[Start Material for the task]

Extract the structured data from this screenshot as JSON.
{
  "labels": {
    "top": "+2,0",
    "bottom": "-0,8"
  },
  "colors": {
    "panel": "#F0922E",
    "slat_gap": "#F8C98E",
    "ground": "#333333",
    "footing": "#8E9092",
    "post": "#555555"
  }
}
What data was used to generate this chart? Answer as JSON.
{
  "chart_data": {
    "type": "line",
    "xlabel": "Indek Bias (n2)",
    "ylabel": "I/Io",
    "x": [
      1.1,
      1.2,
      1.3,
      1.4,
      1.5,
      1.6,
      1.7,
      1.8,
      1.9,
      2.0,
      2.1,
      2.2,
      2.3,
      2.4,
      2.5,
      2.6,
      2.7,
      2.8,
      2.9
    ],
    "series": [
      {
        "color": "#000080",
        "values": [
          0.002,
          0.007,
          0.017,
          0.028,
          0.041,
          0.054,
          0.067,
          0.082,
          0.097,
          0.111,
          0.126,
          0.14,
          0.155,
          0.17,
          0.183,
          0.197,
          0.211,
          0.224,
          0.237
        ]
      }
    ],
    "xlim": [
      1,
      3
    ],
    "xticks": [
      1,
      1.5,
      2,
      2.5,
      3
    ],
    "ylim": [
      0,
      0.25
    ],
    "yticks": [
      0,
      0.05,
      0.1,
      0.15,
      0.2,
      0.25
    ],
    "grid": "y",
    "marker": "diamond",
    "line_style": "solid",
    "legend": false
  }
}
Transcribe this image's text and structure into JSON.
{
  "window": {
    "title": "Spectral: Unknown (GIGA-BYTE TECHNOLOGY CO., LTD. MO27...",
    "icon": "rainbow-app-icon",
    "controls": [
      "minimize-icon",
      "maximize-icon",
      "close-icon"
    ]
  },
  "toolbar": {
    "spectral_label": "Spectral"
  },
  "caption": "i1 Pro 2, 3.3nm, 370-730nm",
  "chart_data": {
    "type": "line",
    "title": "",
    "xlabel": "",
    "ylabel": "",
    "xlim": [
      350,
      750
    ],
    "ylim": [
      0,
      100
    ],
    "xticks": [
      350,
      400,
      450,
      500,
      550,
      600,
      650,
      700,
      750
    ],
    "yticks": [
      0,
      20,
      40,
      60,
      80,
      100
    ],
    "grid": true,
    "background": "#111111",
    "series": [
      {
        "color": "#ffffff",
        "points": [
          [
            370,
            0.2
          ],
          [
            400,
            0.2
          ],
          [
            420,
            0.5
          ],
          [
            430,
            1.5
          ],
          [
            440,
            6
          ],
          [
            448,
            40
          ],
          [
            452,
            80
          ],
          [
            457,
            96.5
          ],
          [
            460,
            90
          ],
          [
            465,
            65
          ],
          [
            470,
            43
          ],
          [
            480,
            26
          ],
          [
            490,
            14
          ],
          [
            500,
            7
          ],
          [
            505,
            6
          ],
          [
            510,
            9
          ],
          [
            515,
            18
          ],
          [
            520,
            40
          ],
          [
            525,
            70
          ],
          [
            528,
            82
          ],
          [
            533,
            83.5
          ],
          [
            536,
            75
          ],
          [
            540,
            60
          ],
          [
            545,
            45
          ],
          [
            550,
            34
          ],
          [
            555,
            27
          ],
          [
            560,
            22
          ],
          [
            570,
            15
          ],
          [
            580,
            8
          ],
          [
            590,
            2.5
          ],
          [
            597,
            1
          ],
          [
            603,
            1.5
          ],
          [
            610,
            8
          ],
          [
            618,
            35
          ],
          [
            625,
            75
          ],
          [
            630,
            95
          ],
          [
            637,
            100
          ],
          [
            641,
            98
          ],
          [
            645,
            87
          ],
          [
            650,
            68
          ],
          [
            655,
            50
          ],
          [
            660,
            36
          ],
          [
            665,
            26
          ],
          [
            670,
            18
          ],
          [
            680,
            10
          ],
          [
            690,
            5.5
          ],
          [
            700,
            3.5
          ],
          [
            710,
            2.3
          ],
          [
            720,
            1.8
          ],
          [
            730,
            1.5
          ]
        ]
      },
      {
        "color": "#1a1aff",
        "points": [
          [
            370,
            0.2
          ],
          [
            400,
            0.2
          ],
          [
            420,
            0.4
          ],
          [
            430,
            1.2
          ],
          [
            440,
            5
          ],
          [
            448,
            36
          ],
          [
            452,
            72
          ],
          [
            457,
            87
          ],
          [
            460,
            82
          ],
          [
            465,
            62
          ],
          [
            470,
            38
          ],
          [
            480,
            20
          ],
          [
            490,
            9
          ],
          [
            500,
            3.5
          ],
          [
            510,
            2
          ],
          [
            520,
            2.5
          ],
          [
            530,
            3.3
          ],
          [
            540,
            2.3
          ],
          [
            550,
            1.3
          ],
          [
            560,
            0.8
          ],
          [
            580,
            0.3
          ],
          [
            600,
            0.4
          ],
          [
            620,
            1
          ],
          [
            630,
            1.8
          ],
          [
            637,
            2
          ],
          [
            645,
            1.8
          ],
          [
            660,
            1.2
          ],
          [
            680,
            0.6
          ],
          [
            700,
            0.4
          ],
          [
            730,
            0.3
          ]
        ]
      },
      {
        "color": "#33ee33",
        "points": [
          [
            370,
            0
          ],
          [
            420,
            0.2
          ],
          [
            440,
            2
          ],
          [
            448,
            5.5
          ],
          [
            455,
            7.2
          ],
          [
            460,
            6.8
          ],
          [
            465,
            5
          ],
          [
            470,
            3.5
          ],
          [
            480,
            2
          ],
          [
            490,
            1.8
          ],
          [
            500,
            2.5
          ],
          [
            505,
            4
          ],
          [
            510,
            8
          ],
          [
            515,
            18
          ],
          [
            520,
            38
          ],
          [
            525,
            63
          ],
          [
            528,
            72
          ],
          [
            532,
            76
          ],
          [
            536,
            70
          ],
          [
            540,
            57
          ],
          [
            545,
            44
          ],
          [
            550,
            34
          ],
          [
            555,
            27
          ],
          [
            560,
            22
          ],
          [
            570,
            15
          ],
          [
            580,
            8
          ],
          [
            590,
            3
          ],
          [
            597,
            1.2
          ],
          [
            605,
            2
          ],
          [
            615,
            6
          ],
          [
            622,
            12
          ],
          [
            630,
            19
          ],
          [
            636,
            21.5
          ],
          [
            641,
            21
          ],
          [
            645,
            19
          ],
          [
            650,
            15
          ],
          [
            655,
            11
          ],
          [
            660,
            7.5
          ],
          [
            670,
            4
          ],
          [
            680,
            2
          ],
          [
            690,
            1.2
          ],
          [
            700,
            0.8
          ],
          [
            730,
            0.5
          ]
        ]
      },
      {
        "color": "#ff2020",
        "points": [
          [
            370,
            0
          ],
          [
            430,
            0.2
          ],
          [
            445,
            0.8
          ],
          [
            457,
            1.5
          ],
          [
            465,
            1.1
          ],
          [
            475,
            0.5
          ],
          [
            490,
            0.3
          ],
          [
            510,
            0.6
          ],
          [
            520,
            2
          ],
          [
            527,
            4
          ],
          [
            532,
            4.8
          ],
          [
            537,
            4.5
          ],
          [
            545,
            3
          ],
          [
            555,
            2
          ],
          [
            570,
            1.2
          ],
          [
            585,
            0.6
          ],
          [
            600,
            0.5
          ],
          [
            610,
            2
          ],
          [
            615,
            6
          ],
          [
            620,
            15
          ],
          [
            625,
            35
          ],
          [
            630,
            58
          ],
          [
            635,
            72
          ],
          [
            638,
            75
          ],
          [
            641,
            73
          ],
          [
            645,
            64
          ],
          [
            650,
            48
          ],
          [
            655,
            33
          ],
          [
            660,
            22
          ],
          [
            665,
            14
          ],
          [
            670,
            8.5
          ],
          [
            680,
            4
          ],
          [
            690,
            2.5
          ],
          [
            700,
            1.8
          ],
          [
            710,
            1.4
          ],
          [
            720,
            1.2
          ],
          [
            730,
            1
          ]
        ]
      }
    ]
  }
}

[End Material for the task]

Set exercise: Return each line of the data exactly as written above.

Task solution:
Extract the structured data from this screenshot as JSON.
{
  "labels": {
    "top": "+2,0",
    "bottom": "-0,8"
  },
  "colors": {
    "panel": "#F0922E",
    "slat_gap": "#F8C98E",
    "ground": "#333333",
    "footing": "#8E9092",
    "post": "#555555"
  }
}
What data was used to generate this chart? Answer as JSON.
{
  "chart_data": {
    "type": "line",
    "xlabel": "Indek Bias (n2)",
    "ylabel": "I/Io",
    "x": [
      1.1,
      1.2,
      1.3,
      1.4,
      1.5,
      1.6,
      1.7,
      1.8,
      1.9,
      2.0,
      2.1,
      2.2,
      2.3,
      2.4,
      2.5,
      2.6,
      2.7,
      2.8,
      2.9
    ],
    "series": [
      {
        "color": "#000080",
        "values": [
          0.002,
          0.007,
          0.017,
          0.028,
          0.041,
          0.054,
          0.067,
          0.082,
          0.097,
          0.111,
          0.126,
          0.14,
          0.155,
          0.17,
          0.183,
          0.197,
          0.211,
          0.224,
          0.237
        ]
      }
    ],
    "xlim": [
      1,
      3
    ],
    "xticks": [
      1,
      1.5,
      2,
      2.5,
      3
    ],
    "ylim": [
      0,
      0.25
    ],
    "yticks": [
      0,
      0.05,
      0.1,
      0.15,
      0.2,
      0.25
    ],
    "grid": "y",
    "marker": "diamond",
    "line_style": "solid",
    "legend": false
  }
}
Transcribe this image's text and structure into JSON.
{
  "window": {
    "title": "Spectral: Unknown (GIGA-BYTE TECHNOLOGY CO., LTD. MO27...",
    "icon": "rainbow-app-icon",
    "controls": [
      "minimize-icon",
      "maximize-icon",
      "close-icon"
    ]
  },
  "toolbar": {
    "spectral_label": "Spectral"
  },
  "caption": "i1 Pro 2, 3.3nm, 370-730nm",
  "chart_data": {
    "type": "line",
    "title": "",
    "xlabel": "",
    "ylabel": "",
    "xlim": [
      350,
      750
    ],
    "ylim": [
      0,
      100
    ],
    "xticks": [
      350,
      400,
      450,
      500,
      550,
      600,
      650,
      700,
      750
    ],
    "yticks": [
      0,
      20,
      40,
      60,
      80,
      100
    ],
    "grid": true,
    "background": "#111111",
    "series": [
      {
        "color": "#ffffff",
        "points": [
          [
            370,
            0.2
          ],
          [
            400,
            0.2
          ],
          [
            420,
            0.5
          ],
          [
            430,
            1.5
          ],
          [
            440,
            6
          ],
          [
            448,
            40
          ],
          [
            452,
            80
          ],
          [
            457,
            96.5
          ],
          [
            460,
            90
          ],
          [
            465,
            65
          ],
          [
            470,
            43
          ],
          [
            480,
            26
          ],
          [
            490,
            14
          ],
          [
            500,
            7
          ],
          [
            505,
            6
          ],
          [
            510,
            9
          ],
          [
            515,
            18
          ],
          [
            520,
            40
          ],
          [
            525,
            70
          ],
          [
            528,
            82
          ],
          [
            533,
            83.5
          ],
          [
            536,
            75
          ],
          [
            540,
            60
          ],
          [
            545,
            45
          ],
          [
            550,
            34
          ],
          [
            555,
            27
          ],
          [
            560,
            22
          ],
          [
            570,
            15
          ],
          [
            580,
            8
          ],
          [
            590,
            2.5
          ],
          [
            597,
            1
          ],
          [
            603,
            1.5
          ],
          [
            610,
            8
          ],
          [
            618,
            35
          ],
          [
            625,
            75
          ],
          [
            630,
            95
          ],
          [
            637,
            100
          ],
          [
            641,
            98
          ],
          [
            645,
            87
          ],
          [
            650,
            68
          ],
          [
            655,
            50
          ],
          [
            660,
            36
          ],
          [
            665,
            26
          ],
          [
            670,
            18
          ],
          [
            680,
            10
          ],
          [
            690,
            5.5
          ],
          [
            700,
            3.5
          ],
          [
            710,
            2.3
          ],
          [
            720,
            1.8
          ],
          [
            730,
            1.5
          ]
        ]
      },
      {
        "color": "#1a1aff",
        "points": [
          [
            370,
            0.2
          ],
          [
            400,
            0.2
          ],
          [
            420,
            0.4
          ],
          [
            430,
            1.2
          ],
          [
            440,
            5
          ],
          [
            448,
            36
          ],
          [
            452,
            72
          ],
          [
            457,
            87
          ],
          [
            460,
            82
          ],
          [
            465,
            62
          ],
          [
            470,
            38
          ],
          [
            480,
            20
          ],
          [
            490,
            9
          ],
          [
            500,
            3.5
          ],
          [
            510,
            2
          ],
          [
            520,
            2.5
          ],
          [
            530,
            3.3
          ],
          [
            540,
            2.3
          ],
          [
            550,
            1.3
          ],
          [
            560,
            0.8
          ],
          [
            580,
            0.3
          ],
          [
            600,
            0.4
          ],
          [
            620,
            1
          ],
          [
            630,
            1.8
          ],
          [
            637,
            2
          ],
          [
            645,
            1.8
          ],
          [
            660,
            1.2
          ],
          [
            680,
            0.6
          ],
          [
            700,
            0.4
          ],
          [
            730,
            0.3
          ]
        ]
      },
      {
        "color": "#33ee33",
        "points": [
          [
            370,
            0
          ],
          [
            420,
            0.2
          ],
          [
            440,
            2
          ],
          [
            448,
            5.5
          ],
          [
            455,
            7.2
          ],
          [
            460,
            6.8
          ],
          [
            465,
            5
          ],
          [
            470,
            3.5
          ],
          [
            480,
            2
          ],
          [
            490,
            1.8
          ],
          [
            500,
            2.5
          ],
          [
            505,
            4
          ],
          [
            510,
            8
          ],
          [
            515,
            18
          ],
          [
            520,
            38
          ],
          [
            525,
            63
          ],
          [
            528,
            72
          ],
          [
            532,
            76
          ],
          [
            536,
            70
          ],
          [
            540,
            57
          ],
          [
            545,
            44
          ],
          [
            550,
            34
          ],
          [
            555,
            27
          ],
          [
            560,
            22
          ],
          [
            570,
            15
          ],
          [
            580,
            8
          ],
          [
            590,
            3
          ],
          [
            597,
            1.2
          ],
          [
            605,
            2
          ],
          [
            615,
            6
          ],
          [
            622,
            12
          ],
          [
            630,
            19
          ],
          [
            636,
            21.5
          ],
          [
            641,
            21
          ],
          [
            645,
            19
          ],
          [
            650,
            15
          ],
          [
            655,
            11
          ],
          [
            660,
            7.5
          ],
          [
            670,
            4
          ],
          [
            680,
            2
          ],
          [
            690,
            1.2
          ],
          [
            700,
            0.8
          ],
          [
            730,
            0.5
          ]
        ]
      },
      {
        "color": "#ff2020",
        "points": [
          [
            370,
            0
          ],
          [
            430,
            0.2
          ],
          [
            445,
            0.8
          ],
          [
            457,
            1.5
          ],
          [
            465,
            1.1
          ],
          [
            475,
            0.5
          ],
          [
            490,
            0.3
          ],
          [
            510,
            0.6
          ],
          [
            520,
            2
          ],
          [
            527,
            4
          ],
          [
            532,
            4.8
          ],
          [
            537,
            4.5
          ],
          [
            545,
            3
          ],
          [
            555,
            2
          ],
          [
            570,
            1.2
          ],
          [
            585,
            0.6
          ],
          [
            600,
            0.5
          ],
          [
            610,
            2
          ],
          [
            615,
            6
          ],
          [
            620,
            15
          ],
          [
            625,
            35
          ],
          [
            630,
            58
          ],
          [
            635,
            72
          ],
          [
            638,
            75
          ],
          [
            641,
            73
          ],
          [
            645,
            64
          ],
          [
            650,
            48
          ],
          [
            655,
            33
          ],
          [
            660,
            22
          ],
          [
            665,
            14
          ],
          [
            670,
            8.5
          ],
          [
            680,
            4
          ],
          [
            690,
            2.5
          ],
          [
            700,
            1.8
          ],
          [
            710,
            1.4
          ],
          [
            720,
            1.2
          ],
          [
            730,
            1
          ]
        ]
      }
    ]
  }
}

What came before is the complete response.